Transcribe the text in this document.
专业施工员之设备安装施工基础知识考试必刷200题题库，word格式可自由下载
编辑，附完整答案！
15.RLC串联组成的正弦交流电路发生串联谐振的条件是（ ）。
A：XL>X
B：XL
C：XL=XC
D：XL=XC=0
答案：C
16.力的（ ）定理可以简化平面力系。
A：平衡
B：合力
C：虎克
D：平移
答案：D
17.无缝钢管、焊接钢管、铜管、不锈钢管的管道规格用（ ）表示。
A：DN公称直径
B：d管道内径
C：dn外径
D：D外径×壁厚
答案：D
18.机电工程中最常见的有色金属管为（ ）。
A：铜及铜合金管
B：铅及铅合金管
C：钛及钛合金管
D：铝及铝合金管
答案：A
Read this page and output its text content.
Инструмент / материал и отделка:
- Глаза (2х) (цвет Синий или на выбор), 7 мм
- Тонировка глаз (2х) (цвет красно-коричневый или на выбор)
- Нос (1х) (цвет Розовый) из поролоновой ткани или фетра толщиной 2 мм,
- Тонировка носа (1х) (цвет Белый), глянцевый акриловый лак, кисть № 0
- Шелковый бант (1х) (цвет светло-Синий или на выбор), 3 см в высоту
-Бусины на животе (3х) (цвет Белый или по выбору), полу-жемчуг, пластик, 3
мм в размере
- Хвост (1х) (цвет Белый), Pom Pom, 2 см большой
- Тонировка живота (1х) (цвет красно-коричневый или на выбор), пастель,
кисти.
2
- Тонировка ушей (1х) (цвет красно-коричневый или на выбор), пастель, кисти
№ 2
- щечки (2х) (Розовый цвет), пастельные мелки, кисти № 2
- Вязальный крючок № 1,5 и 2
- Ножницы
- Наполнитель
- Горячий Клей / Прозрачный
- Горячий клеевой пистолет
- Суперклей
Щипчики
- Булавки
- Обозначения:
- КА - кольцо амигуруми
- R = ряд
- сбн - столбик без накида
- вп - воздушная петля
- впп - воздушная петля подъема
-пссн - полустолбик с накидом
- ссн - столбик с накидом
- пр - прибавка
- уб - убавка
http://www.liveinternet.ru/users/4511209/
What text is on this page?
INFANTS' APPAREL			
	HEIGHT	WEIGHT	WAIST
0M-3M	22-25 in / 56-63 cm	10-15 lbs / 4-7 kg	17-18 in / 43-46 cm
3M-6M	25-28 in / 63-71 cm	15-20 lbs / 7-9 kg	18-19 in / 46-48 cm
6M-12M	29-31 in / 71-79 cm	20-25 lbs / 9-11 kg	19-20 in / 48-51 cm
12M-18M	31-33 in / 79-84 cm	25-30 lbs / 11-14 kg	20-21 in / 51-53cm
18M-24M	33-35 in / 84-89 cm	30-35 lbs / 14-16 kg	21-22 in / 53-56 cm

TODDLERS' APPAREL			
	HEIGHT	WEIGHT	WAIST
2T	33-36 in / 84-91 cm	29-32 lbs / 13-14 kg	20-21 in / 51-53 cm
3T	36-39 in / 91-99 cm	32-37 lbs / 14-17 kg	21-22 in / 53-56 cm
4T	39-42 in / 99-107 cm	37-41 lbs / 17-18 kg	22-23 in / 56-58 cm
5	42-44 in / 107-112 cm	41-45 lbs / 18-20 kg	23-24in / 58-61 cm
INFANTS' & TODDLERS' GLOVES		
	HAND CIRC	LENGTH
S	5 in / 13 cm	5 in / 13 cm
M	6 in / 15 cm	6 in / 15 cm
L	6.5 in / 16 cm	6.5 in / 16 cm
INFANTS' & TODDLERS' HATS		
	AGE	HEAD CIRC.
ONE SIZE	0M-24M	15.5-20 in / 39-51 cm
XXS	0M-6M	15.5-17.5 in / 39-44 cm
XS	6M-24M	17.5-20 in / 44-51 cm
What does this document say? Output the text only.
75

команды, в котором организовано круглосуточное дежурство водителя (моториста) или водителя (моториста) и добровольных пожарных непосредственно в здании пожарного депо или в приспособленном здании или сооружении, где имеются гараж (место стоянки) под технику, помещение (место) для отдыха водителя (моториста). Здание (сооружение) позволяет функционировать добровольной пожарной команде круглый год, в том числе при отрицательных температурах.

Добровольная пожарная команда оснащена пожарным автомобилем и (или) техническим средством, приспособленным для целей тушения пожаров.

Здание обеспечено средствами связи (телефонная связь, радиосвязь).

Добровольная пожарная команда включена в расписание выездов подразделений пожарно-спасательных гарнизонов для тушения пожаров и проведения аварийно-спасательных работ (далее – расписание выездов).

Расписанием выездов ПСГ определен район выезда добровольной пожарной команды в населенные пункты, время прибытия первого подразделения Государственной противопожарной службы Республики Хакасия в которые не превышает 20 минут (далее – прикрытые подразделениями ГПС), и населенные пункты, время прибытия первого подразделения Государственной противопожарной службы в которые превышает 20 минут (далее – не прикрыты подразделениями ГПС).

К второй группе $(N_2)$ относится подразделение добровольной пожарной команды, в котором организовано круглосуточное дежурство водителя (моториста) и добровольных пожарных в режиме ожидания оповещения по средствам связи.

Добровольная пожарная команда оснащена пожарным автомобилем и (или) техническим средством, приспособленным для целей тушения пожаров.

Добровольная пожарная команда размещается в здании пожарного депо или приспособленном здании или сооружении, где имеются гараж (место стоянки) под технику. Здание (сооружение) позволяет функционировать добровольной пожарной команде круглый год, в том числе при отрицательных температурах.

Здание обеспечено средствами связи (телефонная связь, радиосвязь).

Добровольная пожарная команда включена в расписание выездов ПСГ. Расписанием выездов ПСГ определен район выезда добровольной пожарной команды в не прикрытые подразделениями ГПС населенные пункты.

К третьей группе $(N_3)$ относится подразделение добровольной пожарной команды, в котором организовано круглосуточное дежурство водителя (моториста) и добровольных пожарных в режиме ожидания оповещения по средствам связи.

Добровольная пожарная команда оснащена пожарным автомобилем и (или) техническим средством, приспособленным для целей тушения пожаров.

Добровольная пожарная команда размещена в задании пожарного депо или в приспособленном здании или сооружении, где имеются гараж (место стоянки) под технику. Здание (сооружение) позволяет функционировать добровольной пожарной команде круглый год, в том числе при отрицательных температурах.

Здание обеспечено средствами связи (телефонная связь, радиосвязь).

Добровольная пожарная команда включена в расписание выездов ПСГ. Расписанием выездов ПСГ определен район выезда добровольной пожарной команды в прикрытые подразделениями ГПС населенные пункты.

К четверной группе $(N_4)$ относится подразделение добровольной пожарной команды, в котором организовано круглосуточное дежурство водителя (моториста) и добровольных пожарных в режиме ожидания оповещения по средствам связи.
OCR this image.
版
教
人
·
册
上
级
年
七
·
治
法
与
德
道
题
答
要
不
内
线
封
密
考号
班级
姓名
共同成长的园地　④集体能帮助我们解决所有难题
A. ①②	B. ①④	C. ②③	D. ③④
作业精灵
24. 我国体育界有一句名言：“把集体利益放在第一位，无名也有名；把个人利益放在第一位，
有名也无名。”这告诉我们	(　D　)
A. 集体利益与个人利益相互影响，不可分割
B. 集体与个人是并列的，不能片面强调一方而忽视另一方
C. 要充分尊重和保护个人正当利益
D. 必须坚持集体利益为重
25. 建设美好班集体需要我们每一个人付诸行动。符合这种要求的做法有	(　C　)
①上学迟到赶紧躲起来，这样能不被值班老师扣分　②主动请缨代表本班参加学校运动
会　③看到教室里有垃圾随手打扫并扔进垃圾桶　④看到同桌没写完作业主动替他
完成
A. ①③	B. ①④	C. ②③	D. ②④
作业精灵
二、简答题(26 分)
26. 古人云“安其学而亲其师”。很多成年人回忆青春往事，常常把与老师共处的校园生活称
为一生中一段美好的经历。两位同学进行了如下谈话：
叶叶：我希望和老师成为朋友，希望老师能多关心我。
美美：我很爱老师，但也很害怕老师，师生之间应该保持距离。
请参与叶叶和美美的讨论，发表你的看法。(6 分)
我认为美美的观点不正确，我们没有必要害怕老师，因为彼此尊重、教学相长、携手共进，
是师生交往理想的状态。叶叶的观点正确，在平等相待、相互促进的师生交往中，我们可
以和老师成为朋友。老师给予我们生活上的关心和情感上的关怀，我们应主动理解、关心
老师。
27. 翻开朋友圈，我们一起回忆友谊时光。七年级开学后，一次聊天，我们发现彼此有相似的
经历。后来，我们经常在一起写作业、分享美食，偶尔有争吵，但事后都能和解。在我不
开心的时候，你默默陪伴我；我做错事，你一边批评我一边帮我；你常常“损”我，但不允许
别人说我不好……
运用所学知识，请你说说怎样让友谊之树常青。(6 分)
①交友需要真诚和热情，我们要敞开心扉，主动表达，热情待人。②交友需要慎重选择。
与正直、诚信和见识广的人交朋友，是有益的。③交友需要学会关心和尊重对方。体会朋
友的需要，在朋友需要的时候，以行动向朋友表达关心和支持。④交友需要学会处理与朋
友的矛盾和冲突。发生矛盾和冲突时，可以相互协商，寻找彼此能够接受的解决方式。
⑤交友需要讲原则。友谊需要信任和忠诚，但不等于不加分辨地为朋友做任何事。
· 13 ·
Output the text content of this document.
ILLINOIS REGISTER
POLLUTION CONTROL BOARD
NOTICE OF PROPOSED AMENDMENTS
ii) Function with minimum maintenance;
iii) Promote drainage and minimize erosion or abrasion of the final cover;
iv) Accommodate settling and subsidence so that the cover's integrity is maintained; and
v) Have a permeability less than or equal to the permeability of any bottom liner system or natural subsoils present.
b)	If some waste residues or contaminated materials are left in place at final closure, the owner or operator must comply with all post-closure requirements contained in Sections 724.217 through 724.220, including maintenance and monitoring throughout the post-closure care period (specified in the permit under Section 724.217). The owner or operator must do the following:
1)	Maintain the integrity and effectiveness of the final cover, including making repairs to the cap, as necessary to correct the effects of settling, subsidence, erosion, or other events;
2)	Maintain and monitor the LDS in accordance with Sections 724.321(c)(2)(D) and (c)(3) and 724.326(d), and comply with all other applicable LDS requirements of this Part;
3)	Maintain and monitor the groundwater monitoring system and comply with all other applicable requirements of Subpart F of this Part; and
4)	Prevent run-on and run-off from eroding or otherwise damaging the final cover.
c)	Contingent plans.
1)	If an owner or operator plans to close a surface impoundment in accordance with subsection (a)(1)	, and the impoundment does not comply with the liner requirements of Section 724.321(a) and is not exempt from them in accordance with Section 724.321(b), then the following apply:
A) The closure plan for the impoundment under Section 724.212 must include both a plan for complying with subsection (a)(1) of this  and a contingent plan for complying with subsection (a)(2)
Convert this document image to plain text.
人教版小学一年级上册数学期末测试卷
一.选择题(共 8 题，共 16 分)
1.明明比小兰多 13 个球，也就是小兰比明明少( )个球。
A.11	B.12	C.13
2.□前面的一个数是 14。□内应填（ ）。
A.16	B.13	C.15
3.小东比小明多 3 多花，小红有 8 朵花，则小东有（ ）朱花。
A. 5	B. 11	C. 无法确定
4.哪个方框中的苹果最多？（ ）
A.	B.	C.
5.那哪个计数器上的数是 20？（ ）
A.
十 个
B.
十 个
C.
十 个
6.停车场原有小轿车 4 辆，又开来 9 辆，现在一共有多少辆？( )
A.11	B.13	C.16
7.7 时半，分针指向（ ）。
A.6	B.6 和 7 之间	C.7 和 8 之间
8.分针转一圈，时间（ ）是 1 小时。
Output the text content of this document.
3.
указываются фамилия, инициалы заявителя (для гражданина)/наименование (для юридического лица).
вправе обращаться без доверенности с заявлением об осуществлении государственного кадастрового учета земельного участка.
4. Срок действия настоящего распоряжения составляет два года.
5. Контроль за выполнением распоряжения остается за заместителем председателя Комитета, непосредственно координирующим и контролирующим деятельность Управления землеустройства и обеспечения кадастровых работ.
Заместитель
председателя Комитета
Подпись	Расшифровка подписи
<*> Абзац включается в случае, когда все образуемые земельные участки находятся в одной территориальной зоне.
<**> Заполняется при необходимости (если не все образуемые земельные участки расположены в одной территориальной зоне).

########################################

* _The task_
What is the number of lines in the listing that contain the string "воздушная"? Reply with that number alone.

* _Solution_
2